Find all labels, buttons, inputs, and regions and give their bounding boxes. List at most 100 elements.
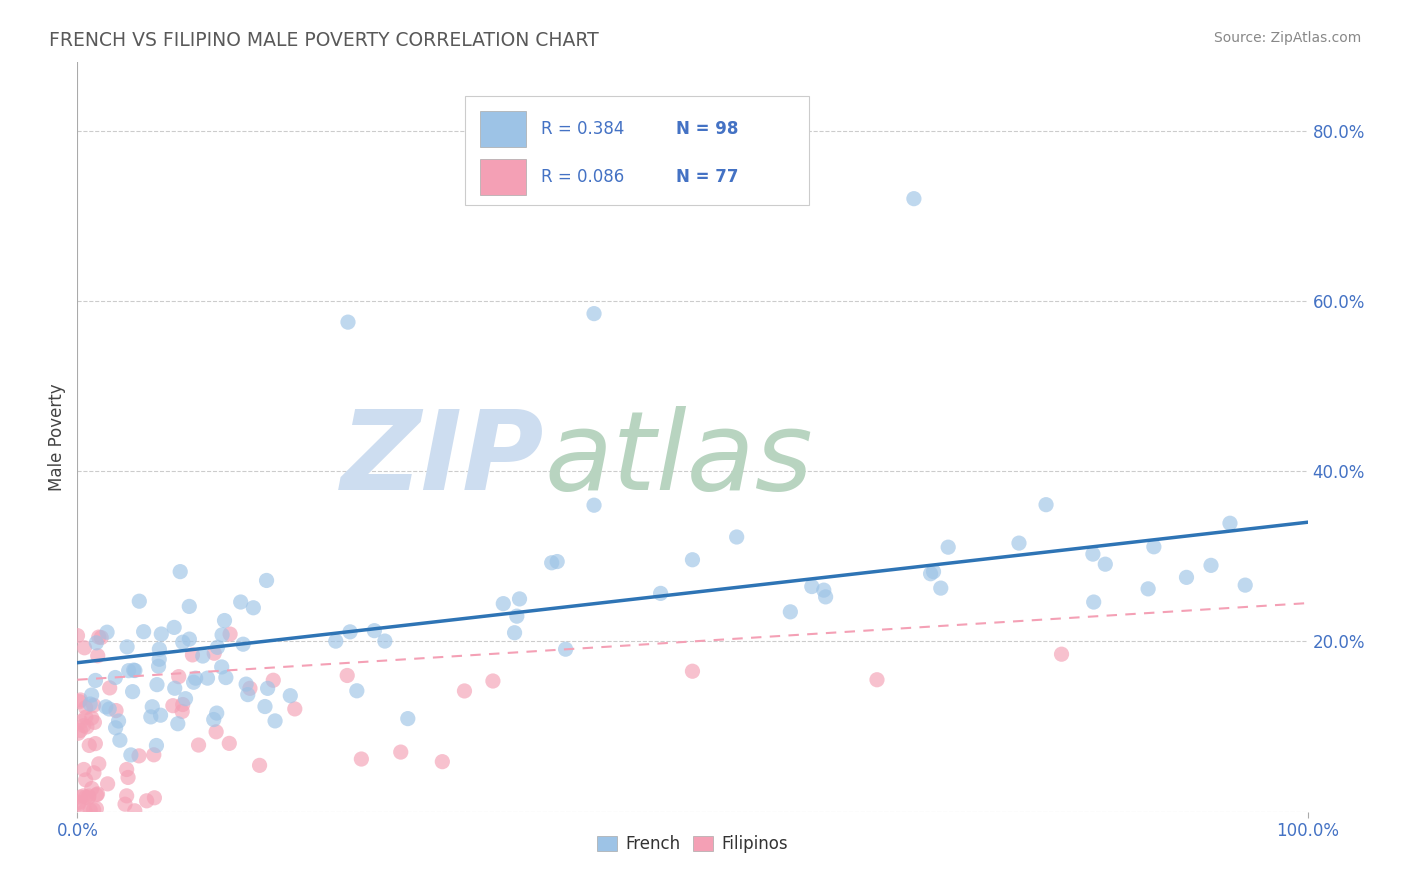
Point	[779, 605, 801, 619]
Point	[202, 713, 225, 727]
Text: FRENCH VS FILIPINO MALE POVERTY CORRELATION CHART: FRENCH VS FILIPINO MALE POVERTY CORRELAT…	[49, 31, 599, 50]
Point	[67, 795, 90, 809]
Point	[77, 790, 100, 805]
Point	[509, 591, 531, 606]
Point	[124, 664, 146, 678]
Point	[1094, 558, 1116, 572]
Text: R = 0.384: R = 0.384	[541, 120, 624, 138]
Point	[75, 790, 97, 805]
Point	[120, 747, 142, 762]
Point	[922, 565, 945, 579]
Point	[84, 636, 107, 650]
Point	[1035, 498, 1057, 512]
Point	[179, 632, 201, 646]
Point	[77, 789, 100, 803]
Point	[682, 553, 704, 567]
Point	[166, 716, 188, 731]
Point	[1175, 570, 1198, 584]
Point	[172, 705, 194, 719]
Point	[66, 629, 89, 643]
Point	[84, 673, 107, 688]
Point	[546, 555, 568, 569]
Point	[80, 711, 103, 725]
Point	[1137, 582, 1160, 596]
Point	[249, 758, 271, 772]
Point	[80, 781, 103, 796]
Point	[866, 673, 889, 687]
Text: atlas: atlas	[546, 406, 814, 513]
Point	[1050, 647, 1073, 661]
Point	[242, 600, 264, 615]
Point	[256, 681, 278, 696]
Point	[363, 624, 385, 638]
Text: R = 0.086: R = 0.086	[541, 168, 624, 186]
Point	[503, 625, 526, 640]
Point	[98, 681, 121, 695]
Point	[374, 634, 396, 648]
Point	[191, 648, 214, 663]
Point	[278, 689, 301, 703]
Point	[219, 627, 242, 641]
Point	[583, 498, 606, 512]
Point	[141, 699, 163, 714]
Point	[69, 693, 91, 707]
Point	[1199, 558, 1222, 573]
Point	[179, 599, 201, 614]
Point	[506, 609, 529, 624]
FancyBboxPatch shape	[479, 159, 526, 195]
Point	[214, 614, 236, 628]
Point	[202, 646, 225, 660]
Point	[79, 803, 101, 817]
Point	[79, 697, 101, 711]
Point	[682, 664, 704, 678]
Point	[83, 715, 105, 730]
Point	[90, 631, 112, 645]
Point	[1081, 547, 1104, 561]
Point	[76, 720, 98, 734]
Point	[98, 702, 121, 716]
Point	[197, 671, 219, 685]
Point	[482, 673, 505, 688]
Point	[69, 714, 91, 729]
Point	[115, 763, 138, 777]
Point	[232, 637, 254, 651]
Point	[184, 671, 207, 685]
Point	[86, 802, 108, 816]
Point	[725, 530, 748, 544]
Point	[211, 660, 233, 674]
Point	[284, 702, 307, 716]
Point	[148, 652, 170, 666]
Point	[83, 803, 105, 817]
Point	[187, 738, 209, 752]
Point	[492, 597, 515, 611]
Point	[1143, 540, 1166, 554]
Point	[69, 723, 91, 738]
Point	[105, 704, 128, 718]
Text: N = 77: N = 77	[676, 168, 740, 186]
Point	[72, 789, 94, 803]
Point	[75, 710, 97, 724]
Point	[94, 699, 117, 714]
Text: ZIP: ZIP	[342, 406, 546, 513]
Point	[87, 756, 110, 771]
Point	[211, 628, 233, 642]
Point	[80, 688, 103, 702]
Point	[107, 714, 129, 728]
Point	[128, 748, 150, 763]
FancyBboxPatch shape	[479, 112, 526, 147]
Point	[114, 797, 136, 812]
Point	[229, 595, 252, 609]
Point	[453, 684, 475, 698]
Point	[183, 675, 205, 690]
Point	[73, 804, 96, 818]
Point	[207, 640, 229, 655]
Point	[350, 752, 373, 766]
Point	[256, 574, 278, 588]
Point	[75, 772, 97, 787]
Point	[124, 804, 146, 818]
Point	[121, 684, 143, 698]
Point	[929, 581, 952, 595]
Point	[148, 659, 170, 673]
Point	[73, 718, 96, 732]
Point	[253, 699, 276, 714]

·····

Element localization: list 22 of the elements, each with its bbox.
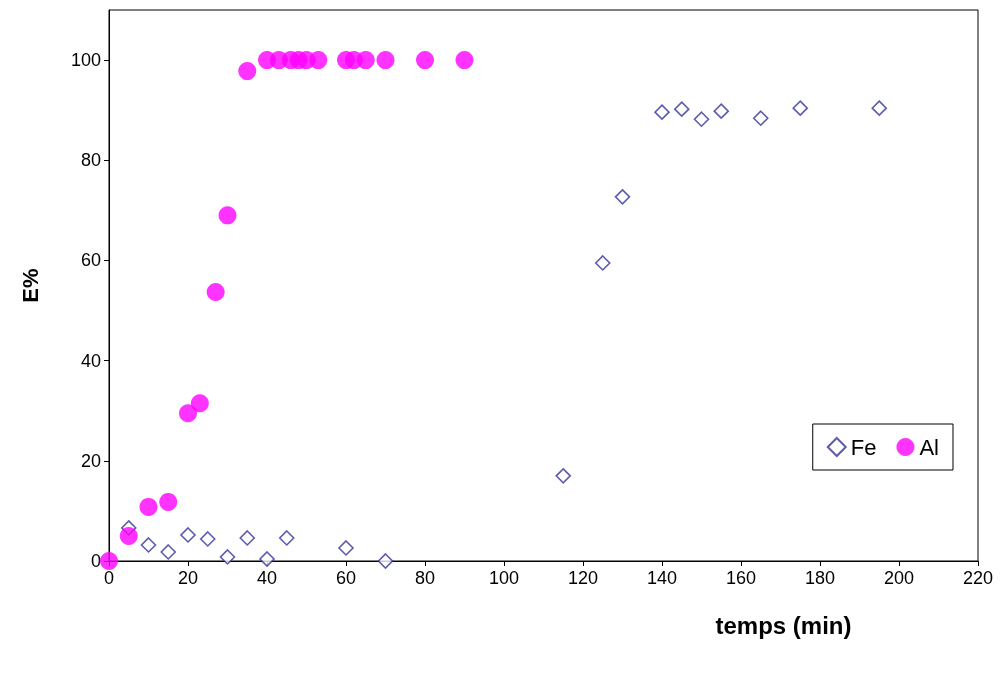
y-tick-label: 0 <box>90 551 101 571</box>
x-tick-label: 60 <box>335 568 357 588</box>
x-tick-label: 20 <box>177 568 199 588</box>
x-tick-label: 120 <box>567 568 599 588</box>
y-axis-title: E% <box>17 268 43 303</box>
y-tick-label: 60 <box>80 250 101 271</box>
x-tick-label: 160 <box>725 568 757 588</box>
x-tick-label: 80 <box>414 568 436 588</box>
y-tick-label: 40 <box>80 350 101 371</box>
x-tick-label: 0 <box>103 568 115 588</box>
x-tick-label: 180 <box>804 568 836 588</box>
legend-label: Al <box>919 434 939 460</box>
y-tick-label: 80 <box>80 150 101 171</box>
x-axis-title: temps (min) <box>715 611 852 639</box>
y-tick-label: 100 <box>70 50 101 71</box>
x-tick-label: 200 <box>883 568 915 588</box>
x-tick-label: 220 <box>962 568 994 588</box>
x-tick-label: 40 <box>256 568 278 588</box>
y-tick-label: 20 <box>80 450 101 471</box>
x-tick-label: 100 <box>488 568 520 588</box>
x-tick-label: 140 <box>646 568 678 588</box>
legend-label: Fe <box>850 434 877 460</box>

·····

▶ _Required work_: Copy out the entries in Block 1 from the line with "605, 801, 619]" to the line with "790, 97, 805]", both lines included.

▶ _Answer for this exercise_:
Point	[779, 605, 801, 619]
Point	[202, 713, 225, 727]
Text: FRENCH VS FILIPINO MALE POVERTY CORRELATION CHART: FRENCH VS FILIPINO MALE POVERTY CORRELAT…	[49, 31, 599, 50]
Point	[67, 795, 90, 809]
Point	[77, 790, 100, 805]
Point	[509, 591, 531, 606]
Point	[124, 664, 146, 678]
Point	[1094, 558, 1116, 572]
Text: R = 0.384: R = 0.384	[541, 120, 624, 138]
Point	[75, 790, 97, 805]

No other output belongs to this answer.